◆ **WORK TO DO**:
Each line holding the word "مزایای" counts once; give the total and nothing more.
***** SUPPLIED RECORDS
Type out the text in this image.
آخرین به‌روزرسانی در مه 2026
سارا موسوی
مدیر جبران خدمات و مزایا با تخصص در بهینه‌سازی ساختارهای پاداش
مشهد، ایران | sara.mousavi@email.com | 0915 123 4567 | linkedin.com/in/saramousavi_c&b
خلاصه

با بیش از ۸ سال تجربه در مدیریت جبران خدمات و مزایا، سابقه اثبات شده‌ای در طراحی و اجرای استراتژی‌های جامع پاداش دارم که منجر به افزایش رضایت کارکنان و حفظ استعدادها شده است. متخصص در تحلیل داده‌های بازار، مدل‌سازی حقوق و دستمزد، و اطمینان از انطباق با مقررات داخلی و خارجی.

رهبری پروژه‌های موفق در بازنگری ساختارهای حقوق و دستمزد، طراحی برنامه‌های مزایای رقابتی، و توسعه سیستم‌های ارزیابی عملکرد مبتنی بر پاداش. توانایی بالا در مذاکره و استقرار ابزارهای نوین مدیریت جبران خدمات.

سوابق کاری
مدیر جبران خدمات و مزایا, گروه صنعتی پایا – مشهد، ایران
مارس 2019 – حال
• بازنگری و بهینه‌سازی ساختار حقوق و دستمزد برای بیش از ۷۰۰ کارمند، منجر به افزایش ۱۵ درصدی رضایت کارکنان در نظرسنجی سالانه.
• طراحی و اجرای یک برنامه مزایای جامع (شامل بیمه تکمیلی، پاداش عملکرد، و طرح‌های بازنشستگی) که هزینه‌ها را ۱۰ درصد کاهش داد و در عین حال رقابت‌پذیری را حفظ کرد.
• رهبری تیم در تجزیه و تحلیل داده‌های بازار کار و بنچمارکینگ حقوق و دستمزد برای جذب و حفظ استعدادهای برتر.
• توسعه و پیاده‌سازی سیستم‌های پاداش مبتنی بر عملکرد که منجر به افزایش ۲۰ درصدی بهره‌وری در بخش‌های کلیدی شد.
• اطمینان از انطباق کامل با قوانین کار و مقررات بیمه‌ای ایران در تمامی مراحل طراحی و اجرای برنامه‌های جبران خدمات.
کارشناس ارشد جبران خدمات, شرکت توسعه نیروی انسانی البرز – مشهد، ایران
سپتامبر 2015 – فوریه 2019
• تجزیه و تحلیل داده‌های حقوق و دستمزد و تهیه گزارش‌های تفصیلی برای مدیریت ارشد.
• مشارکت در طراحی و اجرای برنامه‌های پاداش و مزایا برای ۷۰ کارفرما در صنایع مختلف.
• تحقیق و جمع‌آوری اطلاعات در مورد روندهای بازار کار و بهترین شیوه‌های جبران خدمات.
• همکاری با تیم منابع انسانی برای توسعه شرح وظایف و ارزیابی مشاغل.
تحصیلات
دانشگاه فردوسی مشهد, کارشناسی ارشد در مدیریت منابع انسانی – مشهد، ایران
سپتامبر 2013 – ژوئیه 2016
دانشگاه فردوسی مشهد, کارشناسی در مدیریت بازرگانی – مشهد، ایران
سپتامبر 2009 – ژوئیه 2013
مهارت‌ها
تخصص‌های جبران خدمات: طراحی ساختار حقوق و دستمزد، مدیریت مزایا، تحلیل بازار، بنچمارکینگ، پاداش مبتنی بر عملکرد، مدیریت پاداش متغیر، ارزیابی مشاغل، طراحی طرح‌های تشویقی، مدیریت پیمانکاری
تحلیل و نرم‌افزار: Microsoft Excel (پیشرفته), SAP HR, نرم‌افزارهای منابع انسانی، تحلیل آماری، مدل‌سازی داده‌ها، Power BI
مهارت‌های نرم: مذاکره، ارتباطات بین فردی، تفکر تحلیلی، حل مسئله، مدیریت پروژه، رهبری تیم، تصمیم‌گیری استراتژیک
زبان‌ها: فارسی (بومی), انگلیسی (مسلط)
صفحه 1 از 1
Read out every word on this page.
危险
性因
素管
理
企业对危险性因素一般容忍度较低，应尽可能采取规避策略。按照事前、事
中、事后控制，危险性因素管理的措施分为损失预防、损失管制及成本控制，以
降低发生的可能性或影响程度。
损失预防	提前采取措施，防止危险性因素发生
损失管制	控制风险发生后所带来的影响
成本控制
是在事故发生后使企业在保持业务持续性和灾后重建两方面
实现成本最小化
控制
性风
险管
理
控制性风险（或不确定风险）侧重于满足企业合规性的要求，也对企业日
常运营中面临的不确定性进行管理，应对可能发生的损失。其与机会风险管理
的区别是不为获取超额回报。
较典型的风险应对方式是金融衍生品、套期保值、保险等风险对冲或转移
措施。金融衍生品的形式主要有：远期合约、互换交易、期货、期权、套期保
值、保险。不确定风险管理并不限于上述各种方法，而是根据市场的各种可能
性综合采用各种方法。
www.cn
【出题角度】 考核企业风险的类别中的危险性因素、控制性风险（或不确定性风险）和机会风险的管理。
**********
◆ **FINISHED EXERCISE**:
2